* _Your goal_
Copy each line of the data below exactly, leaving out pictures.

* _Record list_
************

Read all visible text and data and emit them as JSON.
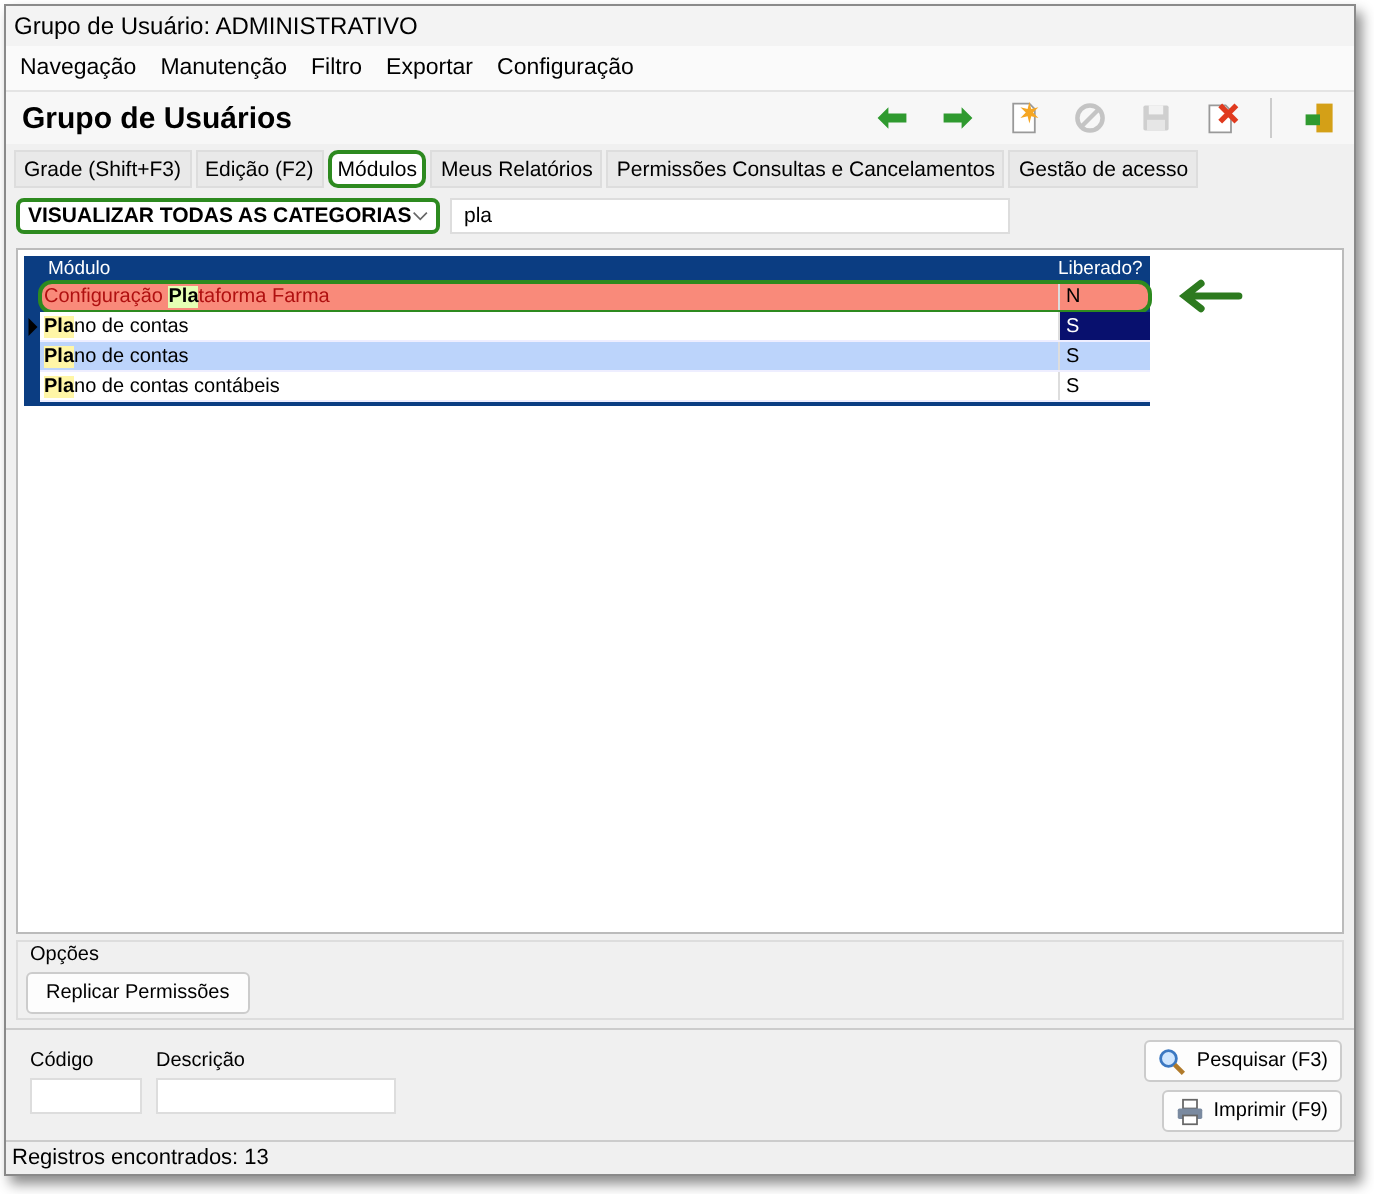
{
  "window": {
    "title": "Grupo de Usuário: ADMINISTRATIVO"
  },
  "menu": [
    "Navegação",
    "Manutenção",
    "Filtro",
    "Exportar",
    "Configuração"
  ],
  "header": {
    "title": "Grupo de Usuários"
  },
  "toolbar": [
    {
      "kind": "back",
      "disabled": false
    },
    {
      "kind": "forward",
      "disabled": false
    },
    {
      "kind": "new",
      "disabled": false
    },
    {
      "kind": "cancel",
      "disabled": true
    },
    {
      "kind": "save",
      "disabled": true
    },
    {
      "kind": "delete",
      "disabled": false
    },
    {
      "kind": "exit",
      "disabled": false
    }
  ],
  "tabs": [
    {
      "label": "Grade (Shift+F3)",
      "selected": false,
      "annotated": false
    },
    {
      "label": "Edição (F2)",
      "selected": false,
      "annotated": false
    },
    {
      "label": "Módulos",
      "selected": true,
      "annotated": true
    },
    {
      "label": "Meus Relatórios",
      "selected": false,
      "annotated": false
    },
    {
      "label": "Permissões Consultas e Cancelamentos",
      "selected": false,
      "annotated": false
    },
    {
      "label": "Gestão de acesso",
      "selected": false,
      "annotated": false
    }
  ],
  "filter": {
    "category": "VISUALIZAR TODAS AS CATEGORIAS",
    "annotated": true,
    "search": "pla"
  },
  "table": {
    "columns": [
      "Módulo",
      "Liberado?"
    ],
    "rows": [
      {
        "module": "Configuração **Pla**taforma Farma",
        "liberado": "N",
        "color": "#f98a7a",
        "current": false,
        "annotated": true
      },
      {
        "module": "**Pla**no de contas",
        "liberado": "S",
        "color": "#ffffff",
        "current": true,
        "annotated": false
      },
      {
        "module": "**Pla**no de contas",
        "liberado": "S",
        "color": "#bcd4fb",
        "current": false,
        "annotated": false
      },
      {
        "module": "**Pla**no de contas contábeis",
        "liberado": "S",
        "color": "#ffffff",
        "current": false,
        "annotated": false
      }
    ]
  },
  "options": {
    "title": "Opções",
    "button": "Replicar Permissões"
  },
  "search_panel": {
    "fields": [
      {
        "label": "Código"
      },
      {
        "label": "Descrição"
      }
    ],
    "buttons": [
      {
        "kind": "search",
        "label": "Pesquisar (F3)"
      },
      {
        "kind": "print",
        "label": "Imprimir (F9)"
      }
    ]
  },
  "status_bar": "Registros encontrados: 13"
}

************

* _The reply_
Read all visible text and data and emit them as JSON.
{
  "window": {
    "title": "Grupo de Usuário: ADMINISTRATIVO"
  },
  "menu": [
    "Navegação",
    "Manutenção",
    "Filtro",
    "Exportar",
    "Configuração"
  ],
  "header": {
    "title": "Grupo de Usuários"
  },
  "toolbar": [
    {
      "kind": "back",
      "disabled": false
    },
    {
      "kind": "forward",
      "disabled": false
    },
    {
      "kind": "new",
      "disabled": false
    },
    {
      "kind": "cancel",
      "disabled": true
    },
    {
      "kind": "save",
      "disabled": true
    },
    {
      "kind": "delete",
      "disabled": false
    },
    {
      "kind": "exit",
      "disabled": false
    }
  ],
  "tabs": [
    {
      "label": "Grade (Shift+F3)",
      "selected": false,
      "annotated": false
    },
    {
      "label": "Edição (F2)",
      "selected": false,
      "annotated": false
    },
    {
      "label": "Módulos",
      "selected": true,
      "annotated": true
    },
    {
      "label": "Meus Relatórios",
      "selected": false,
      "annotated": false
    },
    {
      "label": "Permissões Consultas e Cancelamentos",
      "selected": false,
      "annotated": false
    },
    {
      "label": "Gestão de acesso",
      "selected": false,
      "annotated": false
    }
  ],
  "filter": {
    "category": "VISUALIZAR TODAS AS CATEGORIAS",
    "annotated": true,
    "search": "pla"
  },
  "table": {
    "columns": [
      "Módulo",
      "Liberado?"
    ],
    "rows": [
      {
        "module": "Configuração **Pla**taforma Farma",
        "liberado": "N",
        "color": "#f98a7a",
        "current": false,
        "annotated": true
      },
      {
        "module": "**Pla**no de contas",
        "liberado": "S",
        "color": "#ffffff",
        "current": true,
        "annotated": false
      },
      {
        "module": "**Pla**no de contas",
        "liberado": "S",
        "color": "#bcd4fb",
        "current": false,
        "annotated": false
      },
      {
        "module": "**Pla**no de contas contábeis",
        "liberado": "S",
        "color": "#ffffff",
        "current": false,
        "annotated": false
      }
    ]
  },
  "options": {
    "title": "Opções",
    "button": "Replicar Permissões"
  },
  "search_panel": {
    "fields": [
      {
        "label": "Código"
      },
      {
        "label": "Descrição"
      }
    ],
    "buttons": [
      {
        "kind": "search",
        "label": "Pesquisar (F3)"
      },
      {
        "kind": "print",
        "label": "Imprimir (F9)"
      }
    ]
  },
  "status_bar": "Registros encontrados: 13"
}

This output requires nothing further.